***** Texto do documento *****

Conexões reais e espaços públicos acessíveis são chaves contra a solidão. Estar na rua é resistência, saúde e direito de todas
Estar na rua, dividir o espaço com desconhecidos, mesmo que por poucos segundos, faz parte de algo maior do que parece. É importante para sua saúde, para a sua rotina e para a sua felicidade. A gente ousa dizer que para as mulheres, ocupar as ruas carrega um sentido ainda mais profundo: é um gesto de afirmação. Estar num território onde nossos corpos nem sempre foram bem-vindos é, ao mesmo tempo, resistência e reinvenção cotidiana, incluindo a busca por diversão.
Especialistas têm investigado a importância das conexões, principalmente aquelas que acontecem do lado de fora. Estabelecer essa relação com o outro se transformou em preocupação de saúde pública. Cinco anos após o início da pandemia da Covid-19, há estudiosos que afirmam que só agora vamos conseguir identificar os reais impactos de termos ficado tanto tempo sem ir para a rua.
Esse sentimento de solidão também foi considerado uma epidemia global pela Organização Mundial da Saúde (OMS) em 2023. O esgarçamento das relações deu novos contornos à pauta da saúde: se antes ela era dominada pelos cuidados com o corpo, passamos a falar mais sobre os aspectos mentais.

***** Material extraído *****

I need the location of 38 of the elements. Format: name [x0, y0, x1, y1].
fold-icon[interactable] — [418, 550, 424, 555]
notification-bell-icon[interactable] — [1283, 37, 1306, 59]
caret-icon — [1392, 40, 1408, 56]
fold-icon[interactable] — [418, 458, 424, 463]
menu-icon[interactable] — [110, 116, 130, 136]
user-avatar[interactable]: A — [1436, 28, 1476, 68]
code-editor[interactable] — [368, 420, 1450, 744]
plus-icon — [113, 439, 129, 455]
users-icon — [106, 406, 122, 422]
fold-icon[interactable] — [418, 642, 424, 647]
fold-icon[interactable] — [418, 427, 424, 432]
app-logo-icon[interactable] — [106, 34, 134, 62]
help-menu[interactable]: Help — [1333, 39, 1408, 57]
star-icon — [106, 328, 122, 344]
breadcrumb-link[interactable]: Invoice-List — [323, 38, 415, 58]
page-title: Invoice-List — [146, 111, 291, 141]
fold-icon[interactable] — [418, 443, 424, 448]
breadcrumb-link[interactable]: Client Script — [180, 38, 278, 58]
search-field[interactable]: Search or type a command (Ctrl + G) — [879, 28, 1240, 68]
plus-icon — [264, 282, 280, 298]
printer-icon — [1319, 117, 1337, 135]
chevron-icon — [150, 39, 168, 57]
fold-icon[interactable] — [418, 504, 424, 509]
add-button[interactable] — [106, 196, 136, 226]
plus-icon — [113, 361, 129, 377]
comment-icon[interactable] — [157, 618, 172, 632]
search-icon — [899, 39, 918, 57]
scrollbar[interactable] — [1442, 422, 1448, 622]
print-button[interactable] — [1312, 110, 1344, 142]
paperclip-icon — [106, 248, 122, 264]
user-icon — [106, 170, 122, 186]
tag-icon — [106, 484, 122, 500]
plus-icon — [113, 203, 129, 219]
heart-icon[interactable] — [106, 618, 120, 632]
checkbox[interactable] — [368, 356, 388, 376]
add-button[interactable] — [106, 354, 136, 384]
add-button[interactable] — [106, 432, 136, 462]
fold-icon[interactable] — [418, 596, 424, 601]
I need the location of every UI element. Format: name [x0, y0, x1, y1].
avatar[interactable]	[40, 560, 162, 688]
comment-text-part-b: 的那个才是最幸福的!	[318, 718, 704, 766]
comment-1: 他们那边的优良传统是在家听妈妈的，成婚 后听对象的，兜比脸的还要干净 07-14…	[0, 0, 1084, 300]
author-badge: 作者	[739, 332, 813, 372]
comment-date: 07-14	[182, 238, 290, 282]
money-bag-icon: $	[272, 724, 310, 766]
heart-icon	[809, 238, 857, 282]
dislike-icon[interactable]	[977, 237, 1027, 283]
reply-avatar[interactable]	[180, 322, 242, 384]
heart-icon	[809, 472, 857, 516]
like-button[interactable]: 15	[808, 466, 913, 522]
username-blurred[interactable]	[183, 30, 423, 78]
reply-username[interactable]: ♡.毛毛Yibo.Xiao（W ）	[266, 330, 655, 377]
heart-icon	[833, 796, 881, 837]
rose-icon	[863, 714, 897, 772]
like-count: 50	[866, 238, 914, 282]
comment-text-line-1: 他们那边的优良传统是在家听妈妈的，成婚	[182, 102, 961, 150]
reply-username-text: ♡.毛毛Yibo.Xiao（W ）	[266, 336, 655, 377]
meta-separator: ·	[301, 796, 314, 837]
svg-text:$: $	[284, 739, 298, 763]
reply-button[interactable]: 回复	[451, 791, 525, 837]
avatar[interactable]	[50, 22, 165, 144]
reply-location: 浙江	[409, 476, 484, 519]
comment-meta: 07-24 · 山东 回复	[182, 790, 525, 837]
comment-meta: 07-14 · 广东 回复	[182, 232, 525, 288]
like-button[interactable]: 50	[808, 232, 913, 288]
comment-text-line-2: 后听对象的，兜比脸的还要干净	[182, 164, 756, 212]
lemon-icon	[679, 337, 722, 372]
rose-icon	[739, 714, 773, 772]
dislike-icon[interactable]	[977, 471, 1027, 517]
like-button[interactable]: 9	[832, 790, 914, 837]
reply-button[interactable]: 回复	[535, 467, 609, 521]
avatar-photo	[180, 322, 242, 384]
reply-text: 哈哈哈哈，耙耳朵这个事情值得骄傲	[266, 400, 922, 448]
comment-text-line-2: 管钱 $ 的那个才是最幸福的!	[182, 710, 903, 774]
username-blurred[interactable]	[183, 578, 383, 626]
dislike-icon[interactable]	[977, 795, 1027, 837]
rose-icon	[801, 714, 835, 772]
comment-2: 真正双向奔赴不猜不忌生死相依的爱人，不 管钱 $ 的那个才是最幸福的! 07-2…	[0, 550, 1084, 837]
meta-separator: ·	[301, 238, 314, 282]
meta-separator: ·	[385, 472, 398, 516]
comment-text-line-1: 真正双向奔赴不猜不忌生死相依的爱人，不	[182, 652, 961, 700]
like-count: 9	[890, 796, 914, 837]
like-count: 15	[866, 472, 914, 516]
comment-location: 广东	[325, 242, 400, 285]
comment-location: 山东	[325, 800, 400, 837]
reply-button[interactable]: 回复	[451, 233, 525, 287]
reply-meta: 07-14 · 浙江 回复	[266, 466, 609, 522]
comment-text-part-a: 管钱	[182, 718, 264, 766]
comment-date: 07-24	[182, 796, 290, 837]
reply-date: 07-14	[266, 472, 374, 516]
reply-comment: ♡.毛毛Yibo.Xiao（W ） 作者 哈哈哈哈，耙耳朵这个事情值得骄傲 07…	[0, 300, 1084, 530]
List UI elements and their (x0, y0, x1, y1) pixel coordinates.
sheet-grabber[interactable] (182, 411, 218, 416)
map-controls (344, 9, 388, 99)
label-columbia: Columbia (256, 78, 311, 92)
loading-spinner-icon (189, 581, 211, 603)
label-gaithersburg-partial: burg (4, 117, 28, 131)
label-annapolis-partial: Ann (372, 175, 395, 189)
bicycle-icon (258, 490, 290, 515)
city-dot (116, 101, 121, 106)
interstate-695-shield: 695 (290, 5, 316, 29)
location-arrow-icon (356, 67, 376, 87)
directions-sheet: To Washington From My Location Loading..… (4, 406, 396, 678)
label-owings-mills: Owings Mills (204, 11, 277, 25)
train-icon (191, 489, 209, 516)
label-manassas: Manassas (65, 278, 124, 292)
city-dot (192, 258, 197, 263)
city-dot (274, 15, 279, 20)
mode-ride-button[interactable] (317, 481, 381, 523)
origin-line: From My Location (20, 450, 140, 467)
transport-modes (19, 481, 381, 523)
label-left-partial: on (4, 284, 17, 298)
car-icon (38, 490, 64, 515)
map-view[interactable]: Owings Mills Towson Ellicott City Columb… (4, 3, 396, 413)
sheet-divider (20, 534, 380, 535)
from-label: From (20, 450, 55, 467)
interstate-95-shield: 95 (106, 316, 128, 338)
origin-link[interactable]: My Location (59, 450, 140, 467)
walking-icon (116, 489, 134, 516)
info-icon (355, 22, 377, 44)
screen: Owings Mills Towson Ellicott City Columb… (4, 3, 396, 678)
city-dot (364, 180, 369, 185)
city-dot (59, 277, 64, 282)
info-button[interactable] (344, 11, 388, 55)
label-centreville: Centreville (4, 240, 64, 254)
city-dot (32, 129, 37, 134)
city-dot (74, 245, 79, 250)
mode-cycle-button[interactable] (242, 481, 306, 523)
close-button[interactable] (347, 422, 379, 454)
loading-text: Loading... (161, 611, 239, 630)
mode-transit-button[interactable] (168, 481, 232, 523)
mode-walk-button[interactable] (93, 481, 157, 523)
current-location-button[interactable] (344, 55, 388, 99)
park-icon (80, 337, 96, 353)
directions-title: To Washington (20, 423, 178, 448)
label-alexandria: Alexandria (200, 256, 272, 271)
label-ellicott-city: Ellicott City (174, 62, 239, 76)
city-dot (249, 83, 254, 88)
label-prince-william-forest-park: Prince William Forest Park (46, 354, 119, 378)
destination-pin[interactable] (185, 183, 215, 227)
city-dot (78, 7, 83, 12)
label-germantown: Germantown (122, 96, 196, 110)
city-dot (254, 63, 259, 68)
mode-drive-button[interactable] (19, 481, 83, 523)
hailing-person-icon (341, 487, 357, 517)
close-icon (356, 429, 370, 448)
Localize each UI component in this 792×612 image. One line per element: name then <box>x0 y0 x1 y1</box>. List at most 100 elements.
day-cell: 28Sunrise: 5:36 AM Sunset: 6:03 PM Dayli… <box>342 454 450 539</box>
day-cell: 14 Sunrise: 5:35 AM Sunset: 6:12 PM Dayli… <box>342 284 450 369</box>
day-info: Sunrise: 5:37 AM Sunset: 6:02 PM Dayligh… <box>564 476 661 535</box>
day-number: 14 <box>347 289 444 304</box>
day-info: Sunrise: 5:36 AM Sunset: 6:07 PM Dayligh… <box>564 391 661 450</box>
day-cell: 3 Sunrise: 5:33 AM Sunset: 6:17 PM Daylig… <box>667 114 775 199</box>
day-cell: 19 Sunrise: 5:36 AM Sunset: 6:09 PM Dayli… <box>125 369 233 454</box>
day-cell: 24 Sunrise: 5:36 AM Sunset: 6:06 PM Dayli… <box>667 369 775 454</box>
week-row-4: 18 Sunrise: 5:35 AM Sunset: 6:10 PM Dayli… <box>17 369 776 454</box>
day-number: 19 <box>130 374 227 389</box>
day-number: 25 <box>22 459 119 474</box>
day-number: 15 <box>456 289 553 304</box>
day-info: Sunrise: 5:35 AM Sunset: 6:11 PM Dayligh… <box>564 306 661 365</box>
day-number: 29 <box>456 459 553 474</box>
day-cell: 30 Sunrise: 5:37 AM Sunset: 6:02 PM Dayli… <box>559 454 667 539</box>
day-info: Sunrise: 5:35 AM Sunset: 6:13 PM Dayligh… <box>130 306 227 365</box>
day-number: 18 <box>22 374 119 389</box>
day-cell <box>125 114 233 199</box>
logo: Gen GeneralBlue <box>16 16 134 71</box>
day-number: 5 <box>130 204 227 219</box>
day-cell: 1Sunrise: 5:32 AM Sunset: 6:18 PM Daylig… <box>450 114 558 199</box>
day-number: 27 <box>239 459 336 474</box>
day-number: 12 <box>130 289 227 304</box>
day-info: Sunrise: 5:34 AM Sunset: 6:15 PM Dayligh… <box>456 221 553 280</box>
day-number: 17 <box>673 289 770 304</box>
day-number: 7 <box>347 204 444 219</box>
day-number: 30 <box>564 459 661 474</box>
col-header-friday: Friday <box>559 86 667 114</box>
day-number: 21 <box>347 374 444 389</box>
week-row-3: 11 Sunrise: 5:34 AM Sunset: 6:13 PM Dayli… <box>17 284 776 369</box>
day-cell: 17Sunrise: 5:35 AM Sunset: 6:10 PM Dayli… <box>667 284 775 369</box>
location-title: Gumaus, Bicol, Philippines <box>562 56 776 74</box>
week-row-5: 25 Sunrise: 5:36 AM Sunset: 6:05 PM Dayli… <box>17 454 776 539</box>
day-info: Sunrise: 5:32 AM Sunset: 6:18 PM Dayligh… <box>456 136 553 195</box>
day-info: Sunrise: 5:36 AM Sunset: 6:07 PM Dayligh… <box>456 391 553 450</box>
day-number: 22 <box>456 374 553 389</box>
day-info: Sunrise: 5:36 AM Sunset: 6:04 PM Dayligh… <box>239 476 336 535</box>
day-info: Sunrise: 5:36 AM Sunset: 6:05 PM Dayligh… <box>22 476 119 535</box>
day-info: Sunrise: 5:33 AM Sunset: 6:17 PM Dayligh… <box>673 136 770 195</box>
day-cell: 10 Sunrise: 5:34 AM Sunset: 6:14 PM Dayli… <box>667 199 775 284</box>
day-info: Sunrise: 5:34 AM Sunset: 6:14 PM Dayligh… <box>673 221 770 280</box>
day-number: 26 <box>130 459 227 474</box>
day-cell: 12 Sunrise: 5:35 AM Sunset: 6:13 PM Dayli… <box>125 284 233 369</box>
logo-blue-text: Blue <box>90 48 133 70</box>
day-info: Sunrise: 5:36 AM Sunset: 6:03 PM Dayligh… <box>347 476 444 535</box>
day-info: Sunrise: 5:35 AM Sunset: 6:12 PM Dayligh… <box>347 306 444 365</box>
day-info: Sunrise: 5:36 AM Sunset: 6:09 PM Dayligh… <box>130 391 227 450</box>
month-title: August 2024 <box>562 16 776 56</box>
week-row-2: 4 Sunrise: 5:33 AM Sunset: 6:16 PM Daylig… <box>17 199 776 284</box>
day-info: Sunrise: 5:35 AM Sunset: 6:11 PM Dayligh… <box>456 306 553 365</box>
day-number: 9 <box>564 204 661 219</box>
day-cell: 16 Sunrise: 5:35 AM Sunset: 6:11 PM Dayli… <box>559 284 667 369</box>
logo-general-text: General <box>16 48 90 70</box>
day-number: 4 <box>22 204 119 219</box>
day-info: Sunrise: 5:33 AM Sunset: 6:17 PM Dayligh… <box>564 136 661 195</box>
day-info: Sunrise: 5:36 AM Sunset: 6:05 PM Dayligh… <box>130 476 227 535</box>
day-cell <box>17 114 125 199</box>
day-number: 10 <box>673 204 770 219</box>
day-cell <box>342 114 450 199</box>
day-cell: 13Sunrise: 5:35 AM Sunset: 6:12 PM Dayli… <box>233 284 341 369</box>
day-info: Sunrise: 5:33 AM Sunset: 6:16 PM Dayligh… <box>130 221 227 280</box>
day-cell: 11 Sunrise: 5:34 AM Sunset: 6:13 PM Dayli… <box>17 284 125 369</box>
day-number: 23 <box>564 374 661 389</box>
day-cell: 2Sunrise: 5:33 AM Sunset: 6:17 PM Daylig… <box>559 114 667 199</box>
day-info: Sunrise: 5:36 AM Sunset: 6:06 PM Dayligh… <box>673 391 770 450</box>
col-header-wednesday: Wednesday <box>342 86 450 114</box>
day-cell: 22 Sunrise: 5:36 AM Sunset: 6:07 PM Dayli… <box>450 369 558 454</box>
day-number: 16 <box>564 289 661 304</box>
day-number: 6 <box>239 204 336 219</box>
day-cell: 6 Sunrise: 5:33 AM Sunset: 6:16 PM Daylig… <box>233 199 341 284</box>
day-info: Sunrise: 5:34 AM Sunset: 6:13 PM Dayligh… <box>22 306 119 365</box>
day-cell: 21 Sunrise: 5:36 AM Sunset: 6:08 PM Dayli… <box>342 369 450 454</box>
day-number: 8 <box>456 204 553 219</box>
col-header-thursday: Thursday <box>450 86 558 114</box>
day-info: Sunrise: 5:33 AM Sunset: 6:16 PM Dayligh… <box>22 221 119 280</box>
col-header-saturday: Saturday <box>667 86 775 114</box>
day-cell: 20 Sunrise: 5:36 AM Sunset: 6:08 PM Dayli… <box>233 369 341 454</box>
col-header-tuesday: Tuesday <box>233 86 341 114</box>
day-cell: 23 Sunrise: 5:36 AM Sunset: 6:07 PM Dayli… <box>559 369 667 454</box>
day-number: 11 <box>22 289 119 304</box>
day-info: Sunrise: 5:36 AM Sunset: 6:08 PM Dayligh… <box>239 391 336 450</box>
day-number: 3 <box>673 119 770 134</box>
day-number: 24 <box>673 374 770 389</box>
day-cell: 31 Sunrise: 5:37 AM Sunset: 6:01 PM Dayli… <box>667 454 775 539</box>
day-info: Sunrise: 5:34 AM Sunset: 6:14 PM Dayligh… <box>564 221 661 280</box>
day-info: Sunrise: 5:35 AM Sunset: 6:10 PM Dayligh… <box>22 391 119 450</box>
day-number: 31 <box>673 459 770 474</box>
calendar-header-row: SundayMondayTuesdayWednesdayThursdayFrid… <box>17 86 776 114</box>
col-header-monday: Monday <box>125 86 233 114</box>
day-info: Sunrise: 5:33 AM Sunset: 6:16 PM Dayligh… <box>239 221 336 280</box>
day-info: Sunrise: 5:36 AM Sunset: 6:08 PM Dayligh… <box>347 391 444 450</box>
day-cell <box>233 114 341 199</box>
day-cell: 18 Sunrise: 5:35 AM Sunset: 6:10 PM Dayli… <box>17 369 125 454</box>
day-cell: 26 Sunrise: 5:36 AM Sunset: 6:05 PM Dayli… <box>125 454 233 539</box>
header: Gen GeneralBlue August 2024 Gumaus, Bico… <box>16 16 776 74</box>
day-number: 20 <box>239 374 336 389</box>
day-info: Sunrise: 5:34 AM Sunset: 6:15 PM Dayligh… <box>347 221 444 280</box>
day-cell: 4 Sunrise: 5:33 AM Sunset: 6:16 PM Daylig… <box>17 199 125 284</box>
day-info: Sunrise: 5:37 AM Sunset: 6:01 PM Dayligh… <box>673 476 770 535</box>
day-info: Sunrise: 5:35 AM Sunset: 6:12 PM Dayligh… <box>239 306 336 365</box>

*****

Perguntas:
1 - Atualize o trecho do texto sobre solidão e espaços públicos que vai de "Especialistas têm investigado" até "os aspectos mentais.", trocando "epidemia global" por "crise global".
2 - De acordo com o texto sobre solidão e espaços públicos, em que ano a Organização Mundial da Saúde considerou a solidão uma epidemia global?
3 - No texto sobre solidão e espaços públicos, para quais aspectos da vida estar na rua é apontado como importante na frase que começa com "É importante"?
As linhas não são necessárias.

Respostas:
1 -
Especialistas têm investigado a importância das conexões, principalmente aquelas que acontecem do lado de fora. Estabelecer essa relação com o outro se transformou em preocupação de saúde pública. Cinco anos após o início da pandemia da Covid-19, há estudiosos que afirmam que só agora vamos conseguir identificar os reais impactos de termos ficado tanto tempo sem ir para a rua.
Esse sentimento de solidão também foi considerado uma crise global pela Organização Mundial da Saúde (OMS) em 2023. O esgarçamento das relações deu novos contornos à pauta da saúde: se antes ela era dominada pelos cuidados com o corpo, passamos a falar mais sobre os aspectos mentais.

2 - Em 2023.

3 - Saúde, rotina e felicidade.